Dataset excerpts:
>>>>
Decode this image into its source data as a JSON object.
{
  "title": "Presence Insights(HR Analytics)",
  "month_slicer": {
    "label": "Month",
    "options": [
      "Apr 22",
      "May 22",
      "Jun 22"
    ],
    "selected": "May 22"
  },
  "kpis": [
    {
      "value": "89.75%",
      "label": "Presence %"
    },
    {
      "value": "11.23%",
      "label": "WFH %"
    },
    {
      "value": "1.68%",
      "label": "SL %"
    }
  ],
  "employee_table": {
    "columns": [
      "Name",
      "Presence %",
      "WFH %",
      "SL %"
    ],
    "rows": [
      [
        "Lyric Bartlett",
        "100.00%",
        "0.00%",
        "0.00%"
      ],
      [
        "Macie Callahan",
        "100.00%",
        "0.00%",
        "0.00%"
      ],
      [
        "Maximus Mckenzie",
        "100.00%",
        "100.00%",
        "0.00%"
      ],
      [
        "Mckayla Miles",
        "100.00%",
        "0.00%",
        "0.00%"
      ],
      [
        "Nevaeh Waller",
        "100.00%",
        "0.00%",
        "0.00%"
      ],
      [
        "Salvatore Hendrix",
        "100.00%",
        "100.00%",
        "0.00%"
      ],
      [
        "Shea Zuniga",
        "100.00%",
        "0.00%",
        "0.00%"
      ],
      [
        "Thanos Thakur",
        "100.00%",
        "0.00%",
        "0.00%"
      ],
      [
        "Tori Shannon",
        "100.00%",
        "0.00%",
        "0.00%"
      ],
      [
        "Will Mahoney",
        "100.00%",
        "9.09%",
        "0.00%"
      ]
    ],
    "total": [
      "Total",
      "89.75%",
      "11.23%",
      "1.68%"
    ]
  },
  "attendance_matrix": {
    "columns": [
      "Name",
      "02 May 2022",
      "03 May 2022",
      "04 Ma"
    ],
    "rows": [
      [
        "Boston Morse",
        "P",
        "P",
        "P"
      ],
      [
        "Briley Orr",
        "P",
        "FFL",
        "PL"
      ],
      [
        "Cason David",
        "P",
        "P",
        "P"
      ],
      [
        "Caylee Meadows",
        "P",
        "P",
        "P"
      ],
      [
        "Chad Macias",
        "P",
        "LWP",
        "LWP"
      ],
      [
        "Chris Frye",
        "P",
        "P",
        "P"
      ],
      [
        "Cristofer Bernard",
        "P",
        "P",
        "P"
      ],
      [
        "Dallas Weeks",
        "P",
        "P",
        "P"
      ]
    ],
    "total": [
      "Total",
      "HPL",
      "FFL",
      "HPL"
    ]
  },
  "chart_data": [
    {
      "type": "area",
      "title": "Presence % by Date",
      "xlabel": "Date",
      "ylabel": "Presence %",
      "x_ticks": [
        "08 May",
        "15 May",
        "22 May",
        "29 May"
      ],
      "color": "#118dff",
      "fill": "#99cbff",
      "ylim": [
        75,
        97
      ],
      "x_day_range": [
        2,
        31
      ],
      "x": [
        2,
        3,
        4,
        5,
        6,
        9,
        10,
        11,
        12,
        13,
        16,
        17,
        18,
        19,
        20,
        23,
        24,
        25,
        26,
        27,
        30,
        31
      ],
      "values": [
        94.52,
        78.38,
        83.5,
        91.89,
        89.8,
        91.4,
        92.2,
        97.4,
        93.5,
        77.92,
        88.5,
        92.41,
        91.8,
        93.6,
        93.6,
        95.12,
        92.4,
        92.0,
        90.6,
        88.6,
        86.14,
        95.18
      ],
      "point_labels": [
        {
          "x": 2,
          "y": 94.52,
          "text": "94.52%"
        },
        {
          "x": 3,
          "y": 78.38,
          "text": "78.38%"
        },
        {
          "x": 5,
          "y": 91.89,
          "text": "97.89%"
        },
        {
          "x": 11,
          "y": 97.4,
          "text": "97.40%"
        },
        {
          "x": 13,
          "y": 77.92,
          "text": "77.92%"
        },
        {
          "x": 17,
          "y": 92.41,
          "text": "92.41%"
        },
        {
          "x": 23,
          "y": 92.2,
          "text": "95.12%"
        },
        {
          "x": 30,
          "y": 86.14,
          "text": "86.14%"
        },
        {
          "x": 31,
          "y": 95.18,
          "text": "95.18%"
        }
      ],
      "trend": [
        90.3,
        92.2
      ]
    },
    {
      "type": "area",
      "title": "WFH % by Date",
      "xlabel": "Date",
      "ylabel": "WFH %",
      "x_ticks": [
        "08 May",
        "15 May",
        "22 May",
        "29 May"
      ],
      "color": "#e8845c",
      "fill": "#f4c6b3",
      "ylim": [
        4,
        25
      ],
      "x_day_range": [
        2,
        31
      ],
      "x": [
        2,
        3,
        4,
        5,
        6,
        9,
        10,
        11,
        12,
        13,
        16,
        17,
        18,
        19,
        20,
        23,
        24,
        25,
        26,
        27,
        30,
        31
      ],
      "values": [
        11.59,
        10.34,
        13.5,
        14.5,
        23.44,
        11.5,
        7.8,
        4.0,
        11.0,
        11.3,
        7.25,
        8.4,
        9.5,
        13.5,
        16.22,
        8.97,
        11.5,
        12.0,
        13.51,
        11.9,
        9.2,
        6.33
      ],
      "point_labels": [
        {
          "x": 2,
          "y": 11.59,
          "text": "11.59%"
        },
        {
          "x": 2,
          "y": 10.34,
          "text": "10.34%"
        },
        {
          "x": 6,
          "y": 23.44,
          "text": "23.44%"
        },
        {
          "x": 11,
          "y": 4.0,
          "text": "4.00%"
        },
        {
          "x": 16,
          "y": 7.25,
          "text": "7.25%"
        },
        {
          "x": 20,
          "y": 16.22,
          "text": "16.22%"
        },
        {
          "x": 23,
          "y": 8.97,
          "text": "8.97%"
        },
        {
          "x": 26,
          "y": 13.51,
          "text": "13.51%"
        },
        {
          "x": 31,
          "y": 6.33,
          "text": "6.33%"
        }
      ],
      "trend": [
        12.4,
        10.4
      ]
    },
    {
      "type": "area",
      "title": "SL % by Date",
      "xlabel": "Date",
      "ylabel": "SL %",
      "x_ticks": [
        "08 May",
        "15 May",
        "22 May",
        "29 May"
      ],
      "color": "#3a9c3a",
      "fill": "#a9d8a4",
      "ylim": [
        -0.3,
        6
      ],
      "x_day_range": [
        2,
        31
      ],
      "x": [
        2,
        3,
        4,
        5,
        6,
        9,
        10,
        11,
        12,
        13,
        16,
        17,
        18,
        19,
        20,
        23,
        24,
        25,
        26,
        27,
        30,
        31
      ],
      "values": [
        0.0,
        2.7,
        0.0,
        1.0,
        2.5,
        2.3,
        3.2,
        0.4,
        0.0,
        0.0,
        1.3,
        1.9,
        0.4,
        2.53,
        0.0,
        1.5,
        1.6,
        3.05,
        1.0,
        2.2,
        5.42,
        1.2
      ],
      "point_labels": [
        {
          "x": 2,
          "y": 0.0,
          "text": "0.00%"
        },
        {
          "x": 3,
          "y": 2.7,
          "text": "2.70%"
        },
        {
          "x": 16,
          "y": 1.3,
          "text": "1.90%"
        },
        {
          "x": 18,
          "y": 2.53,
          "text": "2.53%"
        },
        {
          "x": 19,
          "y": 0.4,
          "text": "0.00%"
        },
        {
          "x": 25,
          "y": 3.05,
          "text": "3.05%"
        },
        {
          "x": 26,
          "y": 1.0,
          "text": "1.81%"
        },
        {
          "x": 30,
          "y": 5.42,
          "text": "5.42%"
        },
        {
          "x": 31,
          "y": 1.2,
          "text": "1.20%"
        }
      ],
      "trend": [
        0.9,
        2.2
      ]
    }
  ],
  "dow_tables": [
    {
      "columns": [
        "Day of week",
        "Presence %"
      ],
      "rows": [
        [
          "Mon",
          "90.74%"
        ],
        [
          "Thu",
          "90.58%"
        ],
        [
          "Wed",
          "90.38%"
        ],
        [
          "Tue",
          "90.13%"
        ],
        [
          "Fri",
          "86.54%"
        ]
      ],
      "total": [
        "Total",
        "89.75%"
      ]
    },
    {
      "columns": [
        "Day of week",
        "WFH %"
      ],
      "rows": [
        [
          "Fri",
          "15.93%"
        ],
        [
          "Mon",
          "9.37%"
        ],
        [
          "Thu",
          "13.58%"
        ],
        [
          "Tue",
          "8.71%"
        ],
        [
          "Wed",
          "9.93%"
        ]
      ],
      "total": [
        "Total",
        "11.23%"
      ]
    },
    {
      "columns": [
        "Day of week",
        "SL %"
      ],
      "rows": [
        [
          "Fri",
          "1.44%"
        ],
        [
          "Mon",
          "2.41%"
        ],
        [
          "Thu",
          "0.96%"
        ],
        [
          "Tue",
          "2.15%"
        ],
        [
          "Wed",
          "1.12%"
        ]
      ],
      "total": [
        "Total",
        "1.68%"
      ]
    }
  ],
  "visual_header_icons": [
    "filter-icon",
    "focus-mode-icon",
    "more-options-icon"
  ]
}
<<<<
Go through the material above and copy each line that has the word "title".

RESPONSE:
  "title": "Presence Insights(HR Analytics)",
      "title": "Presence % by Date",
      "title": "WFH % by Date",
      "title": "SL % by Date",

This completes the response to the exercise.